--- PROBLEM TO WORK ON ---
Write out, precisely and in full, each line of the material.

==== INPUT ROWS ====

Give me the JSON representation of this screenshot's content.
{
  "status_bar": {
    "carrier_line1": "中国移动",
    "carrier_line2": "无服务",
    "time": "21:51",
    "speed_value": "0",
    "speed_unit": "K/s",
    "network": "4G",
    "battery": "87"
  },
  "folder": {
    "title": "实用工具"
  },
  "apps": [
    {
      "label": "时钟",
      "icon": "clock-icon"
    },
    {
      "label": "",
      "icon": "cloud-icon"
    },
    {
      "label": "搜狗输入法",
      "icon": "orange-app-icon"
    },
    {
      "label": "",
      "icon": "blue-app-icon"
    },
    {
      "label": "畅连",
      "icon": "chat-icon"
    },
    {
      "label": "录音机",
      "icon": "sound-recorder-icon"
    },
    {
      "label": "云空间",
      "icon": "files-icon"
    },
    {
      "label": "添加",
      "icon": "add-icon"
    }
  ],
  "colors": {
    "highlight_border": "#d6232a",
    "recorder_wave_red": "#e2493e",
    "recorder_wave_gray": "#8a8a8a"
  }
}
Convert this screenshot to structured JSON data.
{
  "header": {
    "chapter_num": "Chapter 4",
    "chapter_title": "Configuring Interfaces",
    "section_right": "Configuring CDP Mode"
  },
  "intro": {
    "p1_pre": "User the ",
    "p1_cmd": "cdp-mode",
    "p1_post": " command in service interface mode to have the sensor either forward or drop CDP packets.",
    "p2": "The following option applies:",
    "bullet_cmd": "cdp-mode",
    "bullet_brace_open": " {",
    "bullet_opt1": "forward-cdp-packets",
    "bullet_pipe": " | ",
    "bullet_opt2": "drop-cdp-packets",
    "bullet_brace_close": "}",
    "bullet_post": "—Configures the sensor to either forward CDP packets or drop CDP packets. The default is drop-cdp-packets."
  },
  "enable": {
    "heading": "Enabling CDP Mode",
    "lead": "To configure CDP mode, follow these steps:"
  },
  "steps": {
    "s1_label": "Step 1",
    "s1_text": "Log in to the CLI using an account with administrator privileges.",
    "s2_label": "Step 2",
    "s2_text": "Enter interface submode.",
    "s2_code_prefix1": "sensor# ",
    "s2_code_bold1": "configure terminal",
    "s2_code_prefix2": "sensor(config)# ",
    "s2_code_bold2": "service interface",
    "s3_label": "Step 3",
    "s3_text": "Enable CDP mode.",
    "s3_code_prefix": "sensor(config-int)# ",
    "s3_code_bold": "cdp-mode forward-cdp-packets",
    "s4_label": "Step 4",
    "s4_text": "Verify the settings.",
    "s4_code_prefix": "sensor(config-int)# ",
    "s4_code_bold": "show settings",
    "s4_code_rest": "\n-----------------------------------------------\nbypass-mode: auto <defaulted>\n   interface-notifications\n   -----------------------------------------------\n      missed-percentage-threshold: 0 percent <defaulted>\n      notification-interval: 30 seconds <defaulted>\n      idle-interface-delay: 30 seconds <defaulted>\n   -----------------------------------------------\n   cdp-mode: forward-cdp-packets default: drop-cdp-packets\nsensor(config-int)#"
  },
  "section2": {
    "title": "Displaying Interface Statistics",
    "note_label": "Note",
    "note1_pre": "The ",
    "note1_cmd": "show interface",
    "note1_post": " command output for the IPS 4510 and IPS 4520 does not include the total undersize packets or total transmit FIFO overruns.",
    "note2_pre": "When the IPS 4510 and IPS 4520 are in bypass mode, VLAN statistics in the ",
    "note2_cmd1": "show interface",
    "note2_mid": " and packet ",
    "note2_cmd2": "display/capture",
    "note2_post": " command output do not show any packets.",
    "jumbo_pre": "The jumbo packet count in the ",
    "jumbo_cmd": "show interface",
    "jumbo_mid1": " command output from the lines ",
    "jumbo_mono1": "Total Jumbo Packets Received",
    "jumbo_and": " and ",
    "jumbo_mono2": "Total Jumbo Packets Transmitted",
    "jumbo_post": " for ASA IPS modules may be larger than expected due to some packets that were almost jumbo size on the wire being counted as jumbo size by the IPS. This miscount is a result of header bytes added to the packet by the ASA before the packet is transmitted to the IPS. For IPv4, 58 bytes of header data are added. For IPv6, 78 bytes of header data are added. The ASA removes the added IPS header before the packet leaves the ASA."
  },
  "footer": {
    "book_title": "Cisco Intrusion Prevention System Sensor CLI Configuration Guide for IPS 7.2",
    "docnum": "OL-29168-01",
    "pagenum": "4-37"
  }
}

====

--- ANSWER TO THIS PROBLEM ---
Give me the JSON representation of this screenshot's content.
{
  "status_bar": {
    "carrier_line1": "中国移动",
    "carrier_line2": "无服务",
    "time": "21:51",
    "speed_value": "0",
    "speed_unit": "K/s",
    "network": "4G",
    "battery": "87"
  },
  "folder": {
    "title": "实用工具"
  },
  "apps": [
    {
      "label": "时钟",
      "icon": "clock-icon"
    },
    {
      "label": "",
      "icon": "cloud-icon"
    },
    {
      "label": "搜狗输入法",
      "icon": "orange-app-icon"
    },
    {
      "label": "",
      "icon": "blue-app-icon"
    },
    {
      "label": "畅连",
      "icon": "chat-icon"
    },
    {
      "label": "录音机",
      "icon": "sound-recorder-icon"
    },
    {
      "label": "云空间",
      "icon": "files-icon"
    },
    {
      "label": "添加",
      "icon": "add-icon"
    }
  ],
  "colors": {
    "highlight_border": "#d6232a",
    "recorder_wave_red": "#e2493e",
    "recorder_wave_gray": "#8a8a8a"
  }
}
Convert this screenshot to structured JSON data.
{
  "header": {
    "chapter_num": "Chapter 4",
    "chapter_title": "Configuring Interfaces",
    "section_right": "Configuring CDP Mode"
  },
  "intro": {
    "p1_pre": "User the ",
    "p1_cmd": "cdp-mode",
    "p1_post": " command in service interface mode to have the sensor either forward or drop CDP packets.",
    "p2": "The following option applies:",
    "bullet_cmd": "cdp-mode",
    "bullet_brace_open": " {",
    "bullet_opt1": "forward-cdp-packets",
    "bullet_pipe": " | ",
    "bullet_opt2": "drop-cdp-packets",
    "bullet_brace_close": "}",
    "bullet_post": "—Configures the sensor to either forward CDP packets or drop CDP packets. The default is drop-cdp-packets."
  },
  "enable": {
    "heading": "Enabling CDP Mode",
    "lead": "To configure CDP mode, follow these steps:"
  },
  "steps": {
    "s1_label": "Step 1",
    "s1_text": "Log in to the CLI using an account with administrator privileges.",
    "s2_label": "Step 2",
    "s2_text": "Enter interface submode.",
    "s2_code_prefix1": "sensor# ",
    "s2_code_bold1": "configure terminal",
    "s2_code_prefix2": "sensor(config)# ",
    "s2_code_bold2": "service interface",
    "s3_label": "Step 3",
    "s3_text": "Enable CDP mode.",
    "s3_code_prefix": "sensor(config-int)# ",
    "s3_code_bold": "cdp-mode forward-cdp-packets",
    "s4_label": "Step 4",
    "s4_text": "Verify the settings.",
    "s4_code_prefix": "sensor(config-int)# ",
    "s4_code_bold": "show settings",
    "s4_code_rest": "\n-----------------------------------------------\nbypass-mode: auto <defaulted>\n   interface-notifications\n   -----------------------------------------------\n      missed-percentage-threshold: 0 percent <defaulted>\n      notification-interval: 30 seconds <defaulted>\n      idle-interface-delay: 30 seconds <defaulted>\n   -----------------------------------------------\n   cdp-mode: forward-cdp-packets default: drop-cdp-packets\nsensor(config-int)#"
  },
  "section2": {
    "title": "Displaying Interface Statistics",
    "note_label": "Note",
    "note1_pre": "The ",
    "note1_cmd": "show interface",
    "note1_post": " command output for the IPS 4510 and IPS 4520 does not include the total undersize packets or total transmit FIFO overruns.",
    "note2_pre": "When the IPS 4510 and IPS 4520 are in bypass mode, VLAN statistics in the ",
    "note2_cmd1": "show interface",
    "note2_mid": " and packet ",
    "note2_cmd2": "display/capture",
    "note2_post": " command output do not show any packets.",
    "jumbo_pre": "The jumbo packet count in the ",
    "jumbo_cmd": "show interface",
    "jumbo_mid1": " command output from the lines ",
    "jumbo_mono1": "Total Jumbo Packets Received",
    "jumbo_and": " and ",
    "jumbo_mono2": "Total Jumbo Packets Transmitted",
    "jumbo_post": " for ASA IPS modules may be larger than expected due to some packets that were almost jumbo size on the wire being counted as jumbo size by the IPS. This miscount is a result of header bytes added to the packet by the ASA before the packet is transmitted to the IPS. For IPv4, 58 bytes of header data are added. For IPv6, 78 bytes of header data are added. The ASA removes the added IPS header before the packet leaves the ASA."
  },
  "footer": {
    "book_title": "Cisco Intrusion Prevention System Sensor CLI Configuration Guide for IPS 7.2",
    "docnum": "OL-29168-01",
    "pagenum": "4-37"
  }
}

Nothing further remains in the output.